Figure record listings
----

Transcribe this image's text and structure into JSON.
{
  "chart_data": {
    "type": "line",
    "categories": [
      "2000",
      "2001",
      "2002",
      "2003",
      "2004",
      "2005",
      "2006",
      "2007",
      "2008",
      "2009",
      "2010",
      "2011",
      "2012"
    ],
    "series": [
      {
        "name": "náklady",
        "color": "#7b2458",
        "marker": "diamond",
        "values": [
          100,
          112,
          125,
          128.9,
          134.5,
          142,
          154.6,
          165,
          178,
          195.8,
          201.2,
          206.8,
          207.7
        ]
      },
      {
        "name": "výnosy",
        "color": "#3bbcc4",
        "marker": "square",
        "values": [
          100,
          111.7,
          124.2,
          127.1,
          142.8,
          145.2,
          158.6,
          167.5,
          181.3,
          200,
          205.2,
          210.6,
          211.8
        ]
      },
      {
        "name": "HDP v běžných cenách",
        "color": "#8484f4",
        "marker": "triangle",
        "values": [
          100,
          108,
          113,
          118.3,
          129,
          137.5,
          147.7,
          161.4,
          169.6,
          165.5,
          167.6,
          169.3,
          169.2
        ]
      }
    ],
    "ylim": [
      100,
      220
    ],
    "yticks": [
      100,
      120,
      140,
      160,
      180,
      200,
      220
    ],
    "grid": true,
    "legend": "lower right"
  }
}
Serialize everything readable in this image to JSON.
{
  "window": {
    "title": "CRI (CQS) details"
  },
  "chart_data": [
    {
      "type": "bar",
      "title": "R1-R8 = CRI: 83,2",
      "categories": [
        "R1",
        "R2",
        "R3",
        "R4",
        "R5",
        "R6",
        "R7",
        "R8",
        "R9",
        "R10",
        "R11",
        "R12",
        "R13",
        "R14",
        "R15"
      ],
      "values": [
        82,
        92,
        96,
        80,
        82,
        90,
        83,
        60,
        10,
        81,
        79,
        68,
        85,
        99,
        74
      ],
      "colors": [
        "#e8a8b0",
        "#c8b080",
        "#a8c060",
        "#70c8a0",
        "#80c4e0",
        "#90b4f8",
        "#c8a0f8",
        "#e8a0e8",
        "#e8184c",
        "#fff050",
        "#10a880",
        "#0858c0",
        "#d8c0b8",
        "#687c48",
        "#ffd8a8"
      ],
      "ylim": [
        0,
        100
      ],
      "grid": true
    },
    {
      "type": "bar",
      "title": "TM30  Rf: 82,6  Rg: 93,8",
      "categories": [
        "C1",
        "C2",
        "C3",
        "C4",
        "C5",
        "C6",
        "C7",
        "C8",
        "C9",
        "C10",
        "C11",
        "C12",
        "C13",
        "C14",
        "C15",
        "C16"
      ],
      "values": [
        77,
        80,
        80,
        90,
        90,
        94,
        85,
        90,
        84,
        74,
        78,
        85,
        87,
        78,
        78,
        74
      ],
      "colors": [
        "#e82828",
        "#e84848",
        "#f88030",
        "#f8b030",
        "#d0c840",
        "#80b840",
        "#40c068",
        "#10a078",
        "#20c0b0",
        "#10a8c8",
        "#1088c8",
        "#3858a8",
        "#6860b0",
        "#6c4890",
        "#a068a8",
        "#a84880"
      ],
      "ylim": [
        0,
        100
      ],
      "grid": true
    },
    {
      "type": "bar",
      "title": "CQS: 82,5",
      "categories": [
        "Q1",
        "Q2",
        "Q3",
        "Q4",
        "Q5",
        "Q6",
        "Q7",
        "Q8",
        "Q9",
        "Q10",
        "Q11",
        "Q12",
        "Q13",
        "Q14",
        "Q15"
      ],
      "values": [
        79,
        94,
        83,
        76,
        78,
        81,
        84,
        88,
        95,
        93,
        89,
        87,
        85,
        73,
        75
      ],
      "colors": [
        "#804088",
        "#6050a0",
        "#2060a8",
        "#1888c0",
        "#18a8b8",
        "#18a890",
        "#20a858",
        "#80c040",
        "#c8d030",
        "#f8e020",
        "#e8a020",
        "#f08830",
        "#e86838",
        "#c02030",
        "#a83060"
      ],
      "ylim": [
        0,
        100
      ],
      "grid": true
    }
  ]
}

----

Exercise task
Return the material exactly as it stands.

Written solution
Transcribe this image's text and structure into JSON.
{
  "chart_data": {
    "type": "line",
    "categories": [
      "2000",
      "2001",
      "2002",
      "2003",
      "2004",
      "2005",
      "2006",
      "2007",
      "2008",
      "2009",
      "2010",
      "2011",
      "2012"
    ],
    "series": [
      {
        "name": "náklady",
        "color": "#7b2458",
        "marker": "diamond",
        "values": [
          100,
          112,
          125,
          128.9,
          134.5,
          142,
          154.6,
          165,
          178,
          195.8,
          201.2,
          206.8,
          207.7
        ]
      },
      {
        "name": "výnosy",
        "color": "#3bbcc4",
        "marker": "square",
        "values": [
          100,
          111.7,
          124.2,
          127.1,
          142.8,
          145.2,
          158.6,
          167.5,
          181.3,
          200,
          205.2,
          210.6,
          211.8
        ]
      },
      {
        "name": "HDP v běžných cenách",
        "color": "#8484f4",
        "marker": "triangle",
        "values": [
          100,
          108,
          113,
          118.3,
          129,
          137.5,
          147.7,
          161.4,
          169.6,
          165.5,
          167.6,
          169.3,
          169.2
        ]
      }
    ],
    "ylim": [
      100,
      220
    ],
    "yticks": [
      100,
      120,
      140,
      160,
      180,
      200,
      220
    ],
    "grid": true,
    "legend": "lower right"
  }
}
Serialize everything readable in this image to JSON.
{
  "window": {
    "title": "CRI (CQS) details"
  },
  "chart_data": [
    {
      "type": "bar",
      "title": "R1-R8 = CRI: 83,2",
      "categories": [
        "R1",
        "R2",
        "R3",
        "R4",
        "R5",
        "R6",
        "R7",
        "R8",
        "R9",
        "R10",
        "R11",
        "R12",
        "R13",
        "R14",
        "R15"
      ],
      "values": [
        82,
        92,
        96,
        80,
        82,
        90,
        83,
        60,
        10,
        81,
        79,
        68,
        85,
        99,
        74
      ],
      "colors": [
        "#e8a8b0",
        "#c8b080",
        "#a8c060",
        "#70c8a0",
        "#80c4e0",
        "#90b4f8",
        "#c8a0f8",
        "#e8a0e8",
        "#e8184c",
        "#fff050",
        "#10a880",
        "#0858c0",
        "#d8c0b8",
        "#687c48",
        "#ffd8a8"
      ],
      "ylim": [
        0,
        100
      ],
      "grid": true
    },
    {
      "type": "bar",
      "title": "TM30  Rf: 82,6  Rg: 93,8",
      "categories": [
        "C1",
        "C2",
        "C3",
        "C4",
        "C5",
        "C6",
        "C7",
        "C8",
        "C9",
        "C10",
        "C11",
        "C12",
        "C13",
        "C14",
        "C15",
        "C16"
      ],
      "values": [
        77,
        80,
        80,
        90,
        90,
        94,
        85,
        90,
        84,
        74,
        78,
        85,
        87,
        78,
        78,
        74
      ],
      "colors": [
        "#e82828",
        "#e84848",
        "#f88030",
        "#f8b030",
        "#d0c840",
        "#80b840",
        "#40c068",
        "#10a078",
        "#20c0b0",
        "#10a8c8",
        "#1088c8",
        "#3858a8",
        "#6860b0",
        "#6c4890",
        "#a068a8",
        "#a84880"
      ],
      "ylim": [
        0,
        100
      ],
      "grid": true
    },
    {
      "type": "bar",
      "title": "CQS: 82,5",
      "categories": [
        "Q1",
        "Q2",
        "Q3",
        "Q4",
        "Q5",
        "Q6",
        "Q7",
        "Q8",
        "Q9",
        "Q10",
        "Q11",
        "Q12",
        "Q13",
        "Q14",
        "Q15"
      ],
      "values": [
        79,
        94,
        83,
        76,
        78,
        81,
        84,
        88,
        95,
        93,
        89,
        87,
        85,
        73,
        75
      ],
      "colors": [
        "#804088",
        "#6050a0",
        "#2060a8",
        "#1888c0",
        "#18a8b8",
        "#18a890",
        "#20a858",
        "#80c040",
        "#c8d030",
        "#f8e020",
        "#e8a020",
        "#f08830",
        "#e86838",
        "#c02030",
        "#a83060"
      ],
      "ylim": [
        0,
        100
      ],
      "grid": true
    }
  ]
}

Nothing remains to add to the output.